**Set problem**: What is the number of lines in the data that hold the string "Transcribe"? Reply with that number only.

Figure collection entries:
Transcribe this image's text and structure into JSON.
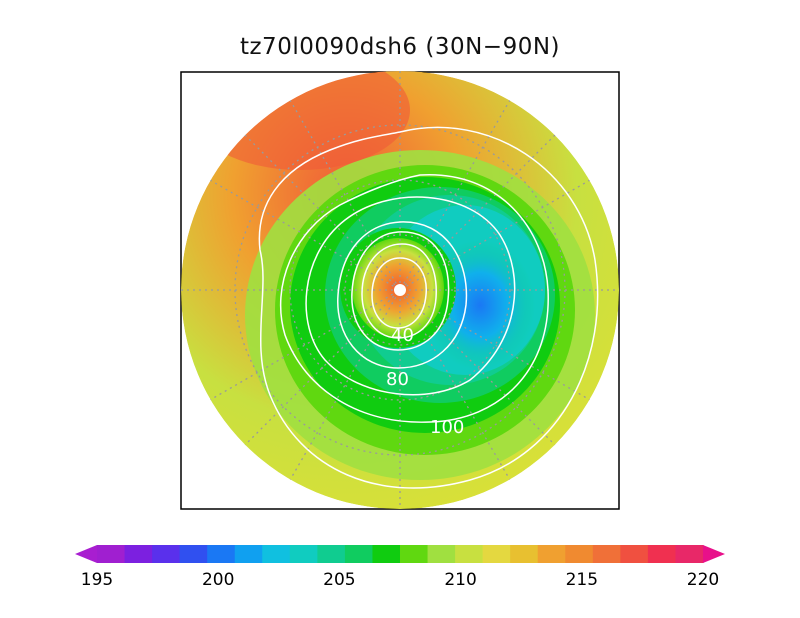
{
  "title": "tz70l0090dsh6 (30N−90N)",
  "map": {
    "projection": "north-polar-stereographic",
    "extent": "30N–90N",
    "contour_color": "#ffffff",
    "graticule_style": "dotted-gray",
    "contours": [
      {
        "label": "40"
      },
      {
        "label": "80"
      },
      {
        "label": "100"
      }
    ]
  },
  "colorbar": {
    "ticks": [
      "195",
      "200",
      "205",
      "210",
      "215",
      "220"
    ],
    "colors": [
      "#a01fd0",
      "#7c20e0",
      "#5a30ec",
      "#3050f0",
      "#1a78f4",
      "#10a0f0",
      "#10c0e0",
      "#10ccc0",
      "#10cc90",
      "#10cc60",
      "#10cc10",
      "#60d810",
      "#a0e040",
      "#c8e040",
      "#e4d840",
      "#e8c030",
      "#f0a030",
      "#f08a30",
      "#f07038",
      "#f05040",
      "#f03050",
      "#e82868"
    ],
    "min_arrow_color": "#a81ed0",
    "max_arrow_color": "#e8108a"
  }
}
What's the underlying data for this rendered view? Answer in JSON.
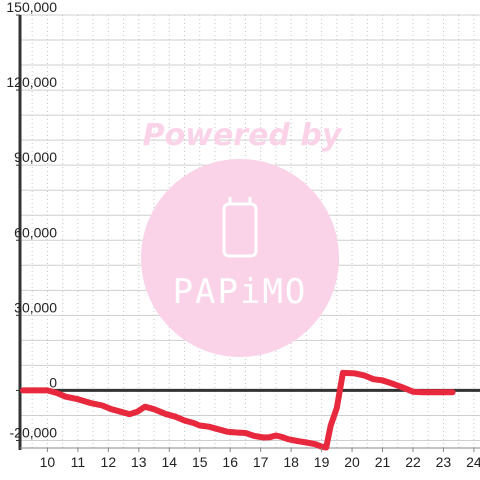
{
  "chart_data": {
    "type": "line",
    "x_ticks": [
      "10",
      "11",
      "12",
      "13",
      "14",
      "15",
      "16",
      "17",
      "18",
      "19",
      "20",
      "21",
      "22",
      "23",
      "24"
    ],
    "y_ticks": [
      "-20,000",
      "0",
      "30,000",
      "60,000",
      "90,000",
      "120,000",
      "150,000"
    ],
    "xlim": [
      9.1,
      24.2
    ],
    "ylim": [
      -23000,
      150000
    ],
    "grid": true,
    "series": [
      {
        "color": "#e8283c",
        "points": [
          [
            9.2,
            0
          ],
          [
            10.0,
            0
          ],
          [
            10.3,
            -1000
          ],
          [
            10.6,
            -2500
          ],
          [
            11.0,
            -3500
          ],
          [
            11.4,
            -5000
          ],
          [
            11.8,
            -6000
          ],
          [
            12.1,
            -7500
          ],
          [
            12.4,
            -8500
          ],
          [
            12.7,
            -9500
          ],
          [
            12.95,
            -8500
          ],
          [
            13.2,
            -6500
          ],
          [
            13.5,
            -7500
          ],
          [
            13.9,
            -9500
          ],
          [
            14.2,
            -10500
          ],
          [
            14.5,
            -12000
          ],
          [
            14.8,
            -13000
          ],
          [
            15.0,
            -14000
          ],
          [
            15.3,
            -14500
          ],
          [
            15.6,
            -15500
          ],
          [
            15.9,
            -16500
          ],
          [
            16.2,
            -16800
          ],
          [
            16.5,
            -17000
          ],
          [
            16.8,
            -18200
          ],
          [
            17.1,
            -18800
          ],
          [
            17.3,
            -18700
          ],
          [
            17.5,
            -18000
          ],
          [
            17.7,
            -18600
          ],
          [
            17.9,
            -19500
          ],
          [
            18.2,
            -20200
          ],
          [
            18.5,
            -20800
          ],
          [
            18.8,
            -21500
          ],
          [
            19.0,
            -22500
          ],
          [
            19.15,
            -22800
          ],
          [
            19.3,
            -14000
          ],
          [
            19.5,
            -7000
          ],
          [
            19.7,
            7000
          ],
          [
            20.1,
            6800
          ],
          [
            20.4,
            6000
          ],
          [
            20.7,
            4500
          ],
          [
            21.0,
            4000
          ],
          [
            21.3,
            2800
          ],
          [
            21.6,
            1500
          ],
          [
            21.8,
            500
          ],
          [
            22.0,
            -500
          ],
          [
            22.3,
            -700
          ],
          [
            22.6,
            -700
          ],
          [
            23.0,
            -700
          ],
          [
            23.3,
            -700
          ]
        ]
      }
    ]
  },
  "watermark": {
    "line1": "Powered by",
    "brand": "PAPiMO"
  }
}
* * *
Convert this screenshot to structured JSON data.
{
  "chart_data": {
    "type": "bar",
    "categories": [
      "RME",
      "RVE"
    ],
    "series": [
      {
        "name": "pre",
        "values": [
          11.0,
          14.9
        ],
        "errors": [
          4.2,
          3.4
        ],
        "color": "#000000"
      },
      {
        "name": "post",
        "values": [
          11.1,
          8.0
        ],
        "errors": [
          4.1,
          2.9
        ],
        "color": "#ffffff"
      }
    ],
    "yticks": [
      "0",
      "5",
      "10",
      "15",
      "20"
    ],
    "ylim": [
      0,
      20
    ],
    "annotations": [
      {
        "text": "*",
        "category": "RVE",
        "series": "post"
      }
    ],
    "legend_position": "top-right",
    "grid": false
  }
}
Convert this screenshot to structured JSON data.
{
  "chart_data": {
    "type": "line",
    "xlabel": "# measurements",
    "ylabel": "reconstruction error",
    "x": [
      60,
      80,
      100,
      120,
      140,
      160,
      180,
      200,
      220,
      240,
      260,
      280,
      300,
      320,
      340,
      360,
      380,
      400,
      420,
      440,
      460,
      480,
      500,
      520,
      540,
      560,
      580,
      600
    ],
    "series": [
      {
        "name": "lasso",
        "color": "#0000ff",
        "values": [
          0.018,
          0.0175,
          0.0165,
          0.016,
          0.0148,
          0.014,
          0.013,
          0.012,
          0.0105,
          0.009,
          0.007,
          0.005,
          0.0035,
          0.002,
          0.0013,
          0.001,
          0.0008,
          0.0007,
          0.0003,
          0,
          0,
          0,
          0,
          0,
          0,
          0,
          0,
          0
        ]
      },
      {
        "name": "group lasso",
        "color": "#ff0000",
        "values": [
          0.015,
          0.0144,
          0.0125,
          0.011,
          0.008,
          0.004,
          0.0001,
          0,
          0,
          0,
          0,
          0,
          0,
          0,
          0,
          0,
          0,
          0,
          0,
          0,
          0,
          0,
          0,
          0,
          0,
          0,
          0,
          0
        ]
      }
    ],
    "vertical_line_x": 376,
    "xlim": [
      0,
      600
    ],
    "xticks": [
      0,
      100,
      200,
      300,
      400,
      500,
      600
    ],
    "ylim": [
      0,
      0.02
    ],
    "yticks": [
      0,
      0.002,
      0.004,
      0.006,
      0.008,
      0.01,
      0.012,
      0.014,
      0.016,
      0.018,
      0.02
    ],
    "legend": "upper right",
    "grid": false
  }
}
* * *
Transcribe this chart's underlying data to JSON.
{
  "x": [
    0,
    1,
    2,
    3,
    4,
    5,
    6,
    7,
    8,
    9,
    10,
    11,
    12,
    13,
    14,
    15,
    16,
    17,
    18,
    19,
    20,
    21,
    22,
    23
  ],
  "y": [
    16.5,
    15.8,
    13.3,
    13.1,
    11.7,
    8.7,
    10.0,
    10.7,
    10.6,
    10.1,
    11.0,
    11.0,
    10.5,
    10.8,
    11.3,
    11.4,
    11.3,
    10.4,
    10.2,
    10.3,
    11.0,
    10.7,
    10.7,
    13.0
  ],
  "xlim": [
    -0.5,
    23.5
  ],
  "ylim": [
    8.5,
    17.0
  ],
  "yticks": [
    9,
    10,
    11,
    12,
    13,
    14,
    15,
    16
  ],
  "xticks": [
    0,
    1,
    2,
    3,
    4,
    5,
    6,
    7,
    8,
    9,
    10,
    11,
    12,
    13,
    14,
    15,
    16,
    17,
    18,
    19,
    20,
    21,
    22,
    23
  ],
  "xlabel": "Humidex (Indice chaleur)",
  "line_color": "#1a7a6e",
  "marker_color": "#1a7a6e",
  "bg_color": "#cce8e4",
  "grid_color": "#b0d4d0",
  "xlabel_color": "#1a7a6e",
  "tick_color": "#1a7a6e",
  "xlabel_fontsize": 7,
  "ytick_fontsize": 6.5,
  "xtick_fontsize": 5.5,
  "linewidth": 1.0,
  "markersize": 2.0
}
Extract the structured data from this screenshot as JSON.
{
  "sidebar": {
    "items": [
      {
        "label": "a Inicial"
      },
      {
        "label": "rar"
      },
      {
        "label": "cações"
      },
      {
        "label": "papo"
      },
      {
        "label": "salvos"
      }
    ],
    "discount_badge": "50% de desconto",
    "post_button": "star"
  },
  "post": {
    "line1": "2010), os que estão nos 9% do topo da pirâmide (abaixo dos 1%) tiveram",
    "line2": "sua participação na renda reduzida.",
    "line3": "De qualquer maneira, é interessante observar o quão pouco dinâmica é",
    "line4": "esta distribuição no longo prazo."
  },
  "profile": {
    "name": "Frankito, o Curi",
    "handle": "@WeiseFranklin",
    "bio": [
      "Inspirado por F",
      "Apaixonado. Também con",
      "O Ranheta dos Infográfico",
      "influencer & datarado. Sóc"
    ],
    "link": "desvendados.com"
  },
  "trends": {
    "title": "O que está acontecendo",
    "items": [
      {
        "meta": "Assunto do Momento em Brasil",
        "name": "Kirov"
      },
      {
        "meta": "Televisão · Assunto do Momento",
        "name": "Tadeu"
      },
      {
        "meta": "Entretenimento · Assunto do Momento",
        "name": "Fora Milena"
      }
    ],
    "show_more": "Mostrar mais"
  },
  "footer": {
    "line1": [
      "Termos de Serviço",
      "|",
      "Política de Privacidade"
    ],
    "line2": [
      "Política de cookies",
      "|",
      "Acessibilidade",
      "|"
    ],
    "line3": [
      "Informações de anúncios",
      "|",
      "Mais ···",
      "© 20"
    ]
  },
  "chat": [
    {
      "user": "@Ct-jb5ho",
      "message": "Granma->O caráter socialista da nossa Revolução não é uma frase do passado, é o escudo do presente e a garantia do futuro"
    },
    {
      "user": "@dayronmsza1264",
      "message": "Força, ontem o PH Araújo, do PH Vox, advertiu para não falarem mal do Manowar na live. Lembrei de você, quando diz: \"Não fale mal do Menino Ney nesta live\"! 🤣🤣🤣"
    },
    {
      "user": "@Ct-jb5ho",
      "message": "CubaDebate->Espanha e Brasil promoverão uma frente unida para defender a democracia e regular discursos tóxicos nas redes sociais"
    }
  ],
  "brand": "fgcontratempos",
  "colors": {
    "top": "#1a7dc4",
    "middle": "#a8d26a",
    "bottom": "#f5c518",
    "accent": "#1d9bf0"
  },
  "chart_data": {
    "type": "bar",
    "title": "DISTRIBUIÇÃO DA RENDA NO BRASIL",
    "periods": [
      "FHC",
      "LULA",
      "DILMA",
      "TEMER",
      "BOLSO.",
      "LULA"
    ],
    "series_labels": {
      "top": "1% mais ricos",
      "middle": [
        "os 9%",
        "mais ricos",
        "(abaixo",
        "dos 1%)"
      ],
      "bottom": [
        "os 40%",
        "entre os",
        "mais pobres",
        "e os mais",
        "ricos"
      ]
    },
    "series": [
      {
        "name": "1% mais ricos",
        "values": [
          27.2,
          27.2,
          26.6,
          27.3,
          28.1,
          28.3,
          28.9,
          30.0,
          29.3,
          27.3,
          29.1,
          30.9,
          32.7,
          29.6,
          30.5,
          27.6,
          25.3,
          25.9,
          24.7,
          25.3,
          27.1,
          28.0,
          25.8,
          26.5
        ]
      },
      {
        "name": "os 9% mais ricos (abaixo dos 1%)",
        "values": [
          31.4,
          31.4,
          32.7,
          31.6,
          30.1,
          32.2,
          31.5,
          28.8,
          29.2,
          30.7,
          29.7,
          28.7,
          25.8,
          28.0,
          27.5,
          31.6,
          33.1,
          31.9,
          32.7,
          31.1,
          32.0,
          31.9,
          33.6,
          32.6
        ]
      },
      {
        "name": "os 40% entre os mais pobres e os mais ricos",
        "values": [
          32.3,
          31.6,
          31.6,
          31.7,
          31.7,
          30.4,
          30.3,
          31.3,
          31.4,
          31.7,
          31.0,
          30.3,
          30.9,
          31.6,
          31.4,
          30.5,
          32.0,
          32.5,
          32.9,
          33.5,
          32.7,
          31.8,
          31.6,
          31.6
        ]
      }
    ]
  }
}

**Task solution**: 2